# What you need to do
Leave out every picture, then transcribe the rest of the listing exactly.

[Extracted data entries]
━━━
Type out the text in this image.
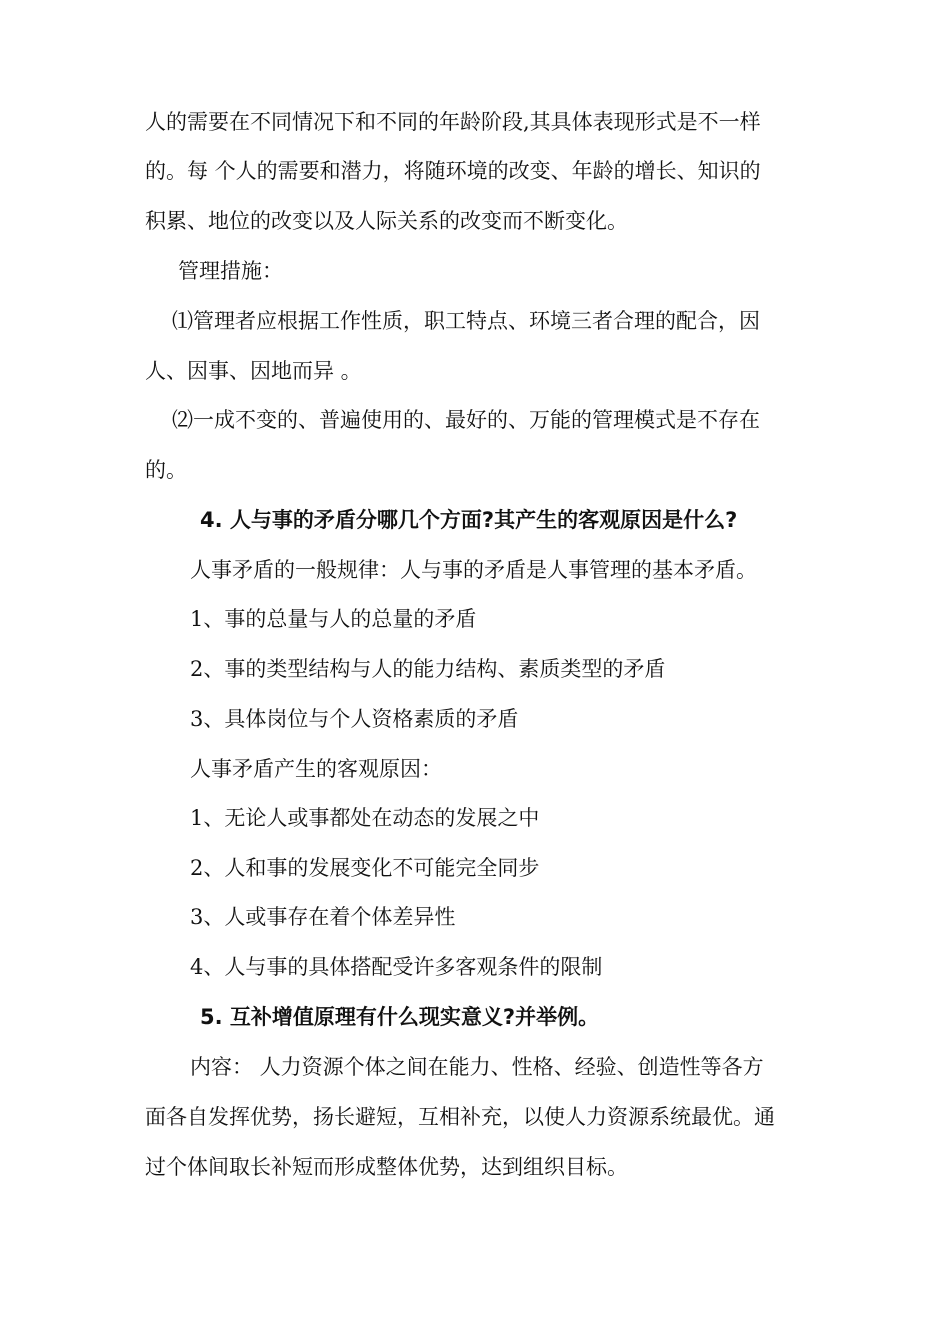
人的需要在不同情况下和不同的年龄阶段,其具体表现形式是不一样
的。每 个人的需要和潜力，将随环境的改变、年龄的增长、知识的
积累、地位的改变以及人际关系的改变而不断变化。
管理措施：
⑴管理者应根据工作性质，职工特点、环境三者合理的配合，因
人、因事、因地而异 。
⑵一成不变的、普遍使用的、最好的、万能的管理模式是不存在
的。
4. 人与事的矛盾分哪几个方面?其产生的客观原因是什么?
人事矛盾的一般规律：人与事的矛盾是人事管理的基本矛盾。
1、事的总量与人的总量的矛盾
2、事的类型结构与人的能力结构、素质类型的矛盾
3、具体岗位与个人资格素质的矛盾
人事矛盾产生的客观原因：
1、无论人或事都处在动态的发展之中
2、人和事的发展变化不可能完全同步
3、人或事存在着个体差异性
4、人与事的具体搭配受许多客观条件的限制
5. 互补增值原理有什么现实意义?并举例。
内容： 人力资源个体之间在能力、性格、经验、创造性等各方
面各自发挥优势，扬长避短，互相补充，以使人力资源系统最优。通
过个体间取长补短而形成整体优势，达到组织目标。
━━━
# Problem solution
Type out the text in this image.
人的需要在不同情况下和不同的年龄阶段,其具体表现形式是不一样
的。每 个人的需要和潜力，将随环境的改变、年龄的增长、知识的
积累、地位的改变以及人际关系的改变而不断变化。
管理措施：
⑴管理者应根据工作性质，职工特点、环境三者合理的配合，因
人、因事、因地而异 。
⑵一成不变的、普遍使用的、最好的、万能的管理模式是不存在
的。
4. 人与事的矛盾分哪几个方面?其产生的客观原因是什么?
人事矛盾的一般规律：人与事的矛盾是人事管理的基本矛盾。
1、事的总量与人的总量的矛盾
2、事的类型结构与人的能力结构、素质类型的矛盾
3、具体岗位与个人资格素质的矛盾
人事矛盾产生的客观原因：
1、无论人或事都处在动态的发展之中
2、人和事的发展变化不可能完全同步
3、人或事存在着个体差异性
4、人与事的具体搭配受许多客观条件的限制
5. 互补增值原理有什么现实意义?并举例。
内容： 人力资源个体之间在能力、性格、经验、创造性等各方
面各自发挥优势，扬长避短，互相补充，以使人力资源系统最优。通
过个体间取长补短而形成整体优势，达到组织目标。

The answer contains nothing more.